Collected data:
________________

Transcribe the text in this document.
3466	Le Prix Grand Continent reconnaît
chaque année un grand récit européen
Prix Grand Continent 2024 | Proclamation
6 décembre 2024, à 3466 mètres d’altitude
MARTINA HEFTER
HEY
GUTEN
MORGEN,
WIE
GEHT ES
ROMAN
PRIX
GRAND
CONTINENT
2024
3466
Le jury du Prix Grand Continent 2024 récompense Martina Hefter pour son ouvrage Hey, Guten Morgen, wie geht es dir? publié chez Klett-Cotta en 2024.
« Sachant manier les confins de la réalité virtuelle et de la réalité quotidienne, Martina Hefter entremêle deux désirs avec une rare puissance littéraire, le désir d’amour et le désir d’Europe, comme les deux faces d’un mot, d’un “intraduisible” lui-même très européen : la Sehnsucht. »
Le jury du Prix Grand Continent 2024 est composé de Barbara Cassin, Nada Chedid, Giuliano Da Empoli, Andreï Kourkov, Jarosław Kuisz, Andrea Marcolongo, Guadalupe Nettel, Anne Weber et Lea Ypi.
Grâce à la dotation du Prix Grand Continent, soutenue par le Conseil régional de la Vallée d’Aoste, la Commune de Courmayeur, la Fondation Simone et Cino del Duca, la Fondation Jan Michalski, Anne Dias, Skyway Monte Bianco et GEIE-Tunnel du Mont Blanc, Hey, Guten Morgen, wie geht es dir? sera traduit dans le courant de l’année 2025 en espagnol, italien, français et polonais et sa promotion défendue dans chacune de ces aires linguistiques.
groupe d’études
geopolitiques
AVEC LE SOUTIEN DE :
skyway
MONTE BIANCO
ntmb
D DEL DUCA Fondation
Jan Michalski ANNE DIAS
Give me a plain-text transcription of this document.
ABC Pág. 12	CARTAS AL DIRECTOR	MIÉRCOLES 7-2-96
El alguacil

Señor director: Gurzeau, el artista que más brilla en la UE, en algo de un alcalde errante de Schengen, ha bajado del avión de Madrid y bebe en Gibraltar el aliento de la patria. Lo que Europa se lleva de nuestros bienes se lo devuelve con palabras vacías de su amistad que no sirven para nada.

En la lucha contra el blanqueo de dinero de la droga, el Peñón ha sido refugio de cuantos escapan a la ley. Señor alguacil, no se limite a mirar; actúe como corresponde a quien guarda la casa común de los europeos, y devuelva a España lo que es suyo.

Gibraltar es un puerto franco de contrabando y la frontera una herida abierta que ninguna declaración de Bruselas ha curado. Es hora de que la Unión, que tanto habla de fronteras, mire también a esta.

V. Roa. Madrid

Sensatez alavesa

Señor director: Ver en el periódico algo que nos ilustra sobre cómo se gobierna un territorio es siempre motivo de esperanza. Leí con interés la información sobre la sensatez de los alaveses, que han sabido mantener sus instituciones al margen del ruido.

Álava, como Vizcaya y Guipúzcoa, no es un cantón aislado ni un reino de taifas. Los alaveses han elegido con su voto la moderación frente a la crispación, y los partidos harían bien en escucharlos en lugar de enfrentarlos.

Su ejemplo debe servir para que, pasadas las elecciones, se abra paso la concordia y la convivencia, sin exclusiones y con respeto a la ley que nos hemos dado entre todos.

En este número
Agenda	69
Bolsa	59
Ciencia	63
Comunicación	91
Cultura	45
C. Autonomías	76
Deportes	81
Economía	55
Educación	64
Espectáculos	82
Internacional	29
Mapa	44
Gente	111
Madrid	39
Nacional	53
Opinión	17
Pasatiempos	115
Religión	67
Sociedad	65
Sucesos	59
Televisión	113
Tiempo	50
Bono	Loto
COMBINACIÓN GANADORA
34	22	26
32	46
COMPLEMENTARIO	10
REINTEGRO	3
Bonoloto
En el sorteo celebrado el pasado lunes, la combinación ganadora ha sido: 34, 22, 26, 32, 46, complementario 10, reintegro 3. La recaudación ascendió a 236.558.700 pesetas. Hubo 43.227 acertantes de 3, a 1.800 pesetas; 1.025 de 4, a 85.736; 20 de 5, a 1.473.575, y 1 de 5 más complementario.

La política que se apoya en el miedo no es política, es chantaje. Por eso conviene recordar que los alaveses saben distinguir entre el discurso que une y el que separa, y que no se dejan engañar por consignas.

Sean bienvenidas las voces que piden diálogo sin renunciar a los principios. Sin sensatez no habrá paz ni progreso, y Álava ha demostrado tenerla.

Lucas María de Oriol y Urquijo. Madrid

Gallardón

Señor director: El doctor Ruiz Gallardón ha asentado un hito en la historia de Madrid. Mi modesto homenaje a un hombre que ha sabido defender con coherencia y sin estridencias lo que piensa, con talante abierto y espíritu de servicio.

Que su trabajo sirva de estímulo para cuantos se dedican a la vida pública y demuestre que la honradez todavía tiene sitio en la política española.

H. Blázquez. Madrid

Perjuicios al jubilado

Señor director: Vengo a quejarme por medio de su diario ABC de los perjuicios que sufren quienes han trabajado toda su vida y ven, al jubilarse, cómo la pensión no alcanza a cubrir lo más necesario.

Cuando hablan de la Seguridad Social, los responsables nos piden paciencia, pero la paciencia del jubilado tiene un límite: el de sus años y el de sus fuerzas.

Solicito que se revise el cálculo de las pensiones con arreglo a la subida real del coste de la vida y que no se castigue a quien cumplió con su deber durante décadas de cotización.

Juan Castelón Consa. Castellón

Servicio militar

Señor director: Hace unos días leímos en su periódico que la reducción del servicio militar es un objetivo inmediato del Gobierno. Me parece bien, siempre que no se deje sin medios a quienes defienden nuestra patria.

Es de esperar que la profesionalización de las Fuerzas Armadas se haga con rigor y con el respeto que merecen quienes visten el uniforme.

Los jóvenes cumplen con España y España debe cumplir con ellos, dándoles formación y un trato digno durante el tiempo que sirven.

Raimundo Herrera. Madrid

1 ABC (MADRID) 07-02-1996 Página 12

________________

[The problem]
Reproduce all of the data exactly as given.

[Task response]
Transcribe the text in this document.
3466	Le Prix Grand Continent reconnaît
chaque année un grand récit européen
Prix Grand Continent 2024 | Proclamation
6 décembre 2024, à 3466 mètres d’altitude
MARTINA HEFTER
HEY
GUTEN
MORGEN,
WIE
GEHT ES
ROMAN
PRIX
GRAND
CONTINENT
2024
3466
Le jury du Prix Grand Continent 2024 récompense Martina Hefter pour son ouvrage Hey, Guten Morgen, wie geht es dir? publié chez Klett-Cotta en 2024.
« Sachant manier les confins de la réalité virtuelle et de la réalité quotidienne, Martina Hefter entremêle deux désirs avec une rare puissance littéraire, le désir d’amour et le désir d’Europe, comme les deux faces d’un mot, d’un “intraduisible” lui-même très européen : la Sehnsucht. »
Le jury du Prix Grand Continent 2024 est composé de Barbara Cassin, Nada Chedid, Giuliano Da Empoli, Andreï Kourkov, Jarosław Kuisz, Andrea Marcolongo, Guadalupe Nettel, Anne Weber et Lea Ypi.
Grâce à la dotation du Prix Grand Continent, soutenue par le Conseil régional de la Vallée d’Aoste, la Commune de Courmayeur, la Fondation Simone et Cino del Duca, la Fondation Jan Michalski, Anne Dias, Skyway Monte Bianco et GEIE-Tunnel du Mont Blanc, Hey, Guten Morgen, wie geht es dir? sera traduit dans le courant de l’année 2025 en espagnol, italien, français et polonais et sa promotion défendue dans chacune de ces aires linguistiques.
groupe d’études
geopolitiques
AVEC LE SOUTIEN DE :
skyway
MONTE BIANCO
ntmb
D DEL DUCA Fondation
Jan Michalski ANNE DIAS
Give me a plain-text transcription of this document.
ABC Pág. 12	CARTAS AL DIRECTOR	MIÉRCOLES 7-2-96
El alguacil

Señor director: Gurzeau, el artista que más brilla en la UE, en algo de un alcalde errante de Schengen, ha bajado del avión de Madrid y bebe en Gibraltar el aliento de la patria. Lo que Europa se lleva de nuestros bienes se lo devuelve con palabras vacías de su amistad que no sirven para nada.

En la lucha contra el blanqueo de dinero de la droga, el Peñón ha sido refugio de cuantos escapan a la ley. Señor alguacil, no se limite a mirar; actúe como corresponde a quien guarda la casa común de los europeos, y devuelva a España lo que es suyo.

Gibraltar es un puerto franco de contrabando y la frontera una herida abierta que ninguna declaración de Bruselas ha curado. Es hora de que la Unión, que tanto habla de fronteras, mire también a esta.

V. Roa. Madrid

Sensatez alavesa

Señor director: Ver en el periódico algo que nos ilustra sobre cómo se gobierna un territorio es siempre motivo de esperanza. Leí con interés la información sobre la sensatez de los alaveses, que han sabido mantener sus instituciones al margen del ruido.

Álava, como Vizcaya y Guipúzcoa, no es un cantón aislado ni un reino de taifas. Los alaveses han elegido con su voto la moderación frente a la crispación, y los partidos harían bien en escucharlos en lugar de enfrentarlos.

Su ejemplo debe servir para que, pasadas las elecciones, se abra paso la concordia y la convivencia, sin exclusiones y con respeto a la ley que nos hemos dado entre todos.

En este número
Agenda	69
Bolsa	59
Ciencia	63
Comunicación	91
Cultura	45
C. Autonomías	76
Deportes	81
Economía	55
Educación	64
Espectáculos	82
Internacional	29
Mapa	44
Gente	111
Madrid	39
Nacional	53
Opinión	17
Pasatiempos	115
Religión	67
Sociedad	65
Sucesos	59
Televisión	113
Tiempo	50
Bono	Loto
COMBINACIÓN GANADORA
34	22	26
32	46
COMPLEMENTARIO	10
REINTEGRO	3
Bonoloto
En el sorteo celebrado el pasado lunes, la combinación ganadora ha sido: 34, 22, 26, 32, 46, complementario 10, reintegro 3. La recaudación ascendió a 236.558.700 pesetas. Hubo 43.227 acertantes de 3, a 1.800 pesetas; 1.025 de 4, a 85.736; 20 de 5, a 1.473.575, y 1 de 5 más complementario.

La política que se apoya en el miedo no es política, es chantaje. Por eso conviene recordar que los alaveses saben distinguir entre el discurso que une y el que separa, y que no se dejan engañar por consignas.

Sean bienvenidas las voces que piden diálogo sin renunciar a los principios. Sin sensatez no habrá paz ni progreso, y Álava ha demostrado tenerla.

Lucas María de Oriol y Urquijo. Madrid

Gallardón

Señor director: El doctor Ruiz Gallardón ha asentado un hito en la historia de Madrid. Mi modesto homenaje a un hombre que ha sabido defender con coherencia y sin estridencias lo que piensa, con talante abierto y espíritu de servicio.

Que su trabajo sirva de estímulo para cuantos se dedican a la vida pública y demuestre que la honradez todavía tiene sitio en la política española.

H. Blázquez. Madrid

Perjuicios al jubilado

Señor director: Vengo a quejarme por medio de su diario ABC de los perjuicios que sufren quienes han trabajado toda su vida y ven, al jubilarse, cómo la pensión no alcanza a cubrir lo más necesario.

Cuando hablan de la Seguridad Social, los responsables nos piden paciencia, pero la paciencia del jubilado tiene un límite: el de sus años y el de sus fuerzas.

Solicito que se revise el cálculo de las pensiones con arreglo a la subida real del coste de la vida y que no se castigue a quien cumplió con su deber durante décadas de cotización.

Juan Castelón Consa. Castellón

Servicio militar

Señor director: Hace unos días leímos en su periódico que la reducción del servicio militar es un objetivo inmediato del Gobierno. Me parece bien, siempre que no se deje sin medios a quienes defienden nuestra patria.

Es de esperar que la profesionalización de las Fuerzas Armadas se haga con rigor y con el respeto que merecen quienes visten el uniforme.

Los jóvenes cumplen con España y España debe cumplir con ellos, dándoles formación y un trato digno durante el tiempo que sirven.

Raimundo Herrera. Madrid

1 ABC (MADRID) 07-02-1996 Página 12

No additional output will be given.